(Job) Repeat each record exactly. Any picture gets left out.

(Data section)
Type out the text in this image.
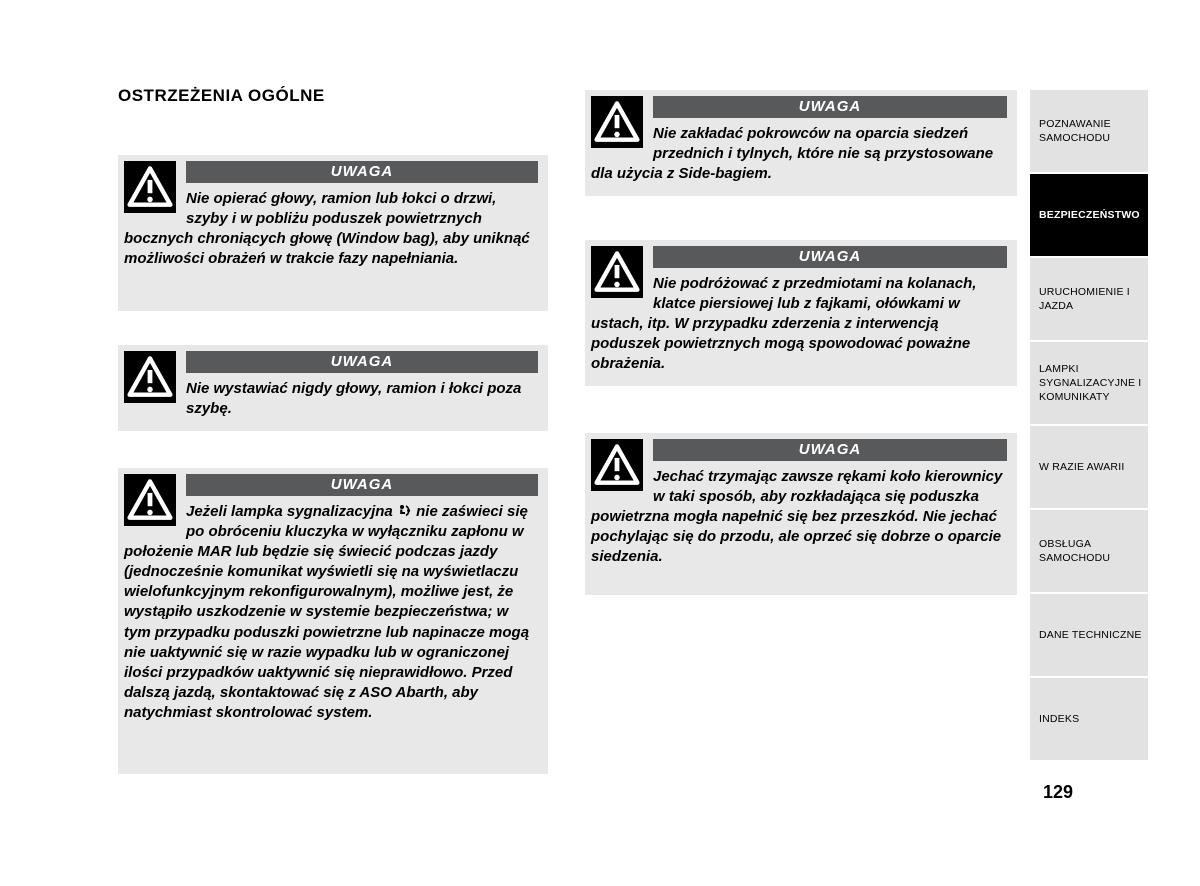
OSTRZEŻENIA OGÓLNE
UWAGA
Nie opierać głowy, ramion lub łokci o drzwi, szyby i w pobliżu poduszek powietrznych bocznych chroniących głowę (Window bag), aby uniknąć możliwości obrażeń w trakcie fazy napełniania.
UWAGA
Nie wystawiać nigdy głowy, ramion i łokci poza szybę.
UWAGA
Jeżeli lampka sygnalizacyjna nie zaświeci się po obróceniu kluczyka w wyłączniku zapłonu w położenie MAR lub będzie się świecić podczas jazdy (jednocześnie komunikat wyświetli się na wyświetlaczu wielofunkcyjnym rekonfigurowalnym), możliwe jest, że wystąpiło uszkodzenie w systemie bezpieczeństwa; w tym przypadku poduszki powietrzne lub napinacze mogą nie uaktywnić się w razie wypadku lub w ograniczonej ilości przypadków uaktywnić się nieprawidłowo. Przed dalszą jazdą, skontaktować się z ASO Abarth, aby natychmiast skontrolować system.
UWAGA
Nie zakładać pokrowców na oparcia siedzeń przednich i tylnych, które nie są przystosowane dla użycia z Side-bagiem.
UWAGA
Nie podróżować z przedmiotami na kolanach, klatce piersiowej lub z fajkami, ołówkami w ustach, itp. W przypadku zderzenia z interwencją poduszek powietrznych mogą spowodować poważne obrażenia.
UWAGA
Jechać trzymając zawsze rękami koło kierownicy w taki sposób, aby rozkładająca się poduszka powietrzna mogła napełnić się bez przeszkód. Nie jechać pochylając się do przodu, ale oprzeć się dobrze o oparcie siedzenia.
POZNAWANIE SAMOCHODU
BEZPIECZEŃSTWO
URUCHOMIENIE I JAZDA
LAMPKI SYGNALIZACYJNE I KOMUNIKATY
W RAZIE AWARII
OBSŁUGA SAMOCHODU
DANE TECHNICZNE
INDEKS
129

(Solution to this task)
Type out the text in this image.
OSTRZEŻENIA OGÓLNE
UWAGA
Nie opierać głowy, ramion lub łokci o drzwi, szyby i w pobliżu poduszek powietrznych bocznych chroniących głowę (Window bag), aby uniknąć możliwości obrażeń w trakcie fazy napełniania.
UWAGA
Nie wystawiać nigdy głowy, ramion i łokci poza szybę.
UWAGA
Jeżeli lampka sygnalizacyjna nie zaświeci się po obróceniu kluczyka w wyłączniku zapłonu w położenie MAR lub będzie się świecić podczas jazdy (jednocześnie komunikat wyświetli się na wyświetlaczu wielofunkcyjnym rekonfigurowalnym), możliwe jest, że wystąpiło uszkodzenie w systemie bezpieczeństwa; w tym przypadku poduszki powietrzne lub napinacze mogą nie uaktywnić się w razie wypadku lub w ograniczonej ilości przypadków uaktywnić się nieprawidłowo. Przed dalszą jazdą, skontaktować się z ASO Abarth, aby natychmiast skontrolować system.
UWAGA
Nie zakładać pokrowców na oparcia siedzeń przednich i tylnych, które nie są przystosowane dla użycia z Side-bagiem.
UWAGA
Nie podróżować z przedmiotami na kolanach, klatce piersiowej lub z fajkami, ołówkami w ustach, itp. W przypadku zderzenia z interwencją poduszek powietrznych mogą spowodować poważne obrażenia.
UWAGA
Jechać trzymając zawsze rękami koło kierownicy w taki sposób, aby rozkładająca się poduszka powietrzna mogła napełnić się bez przeszkód. Nie jechać pochylając się do przodu, ale oprzeć się dobrze o oparcie siedzenia.
POZNAWANIE SAMOCHODU
BEZPIECZEŃSTWO
URUCHOMIENIE I JAZDA
LAMPKI SYGNALIZACYJNE I KOMUNIKATY
W RAZIE AWARII
OBSŁUGA SAMOCHODU
DANE TECHNICZNE
INDEKS
129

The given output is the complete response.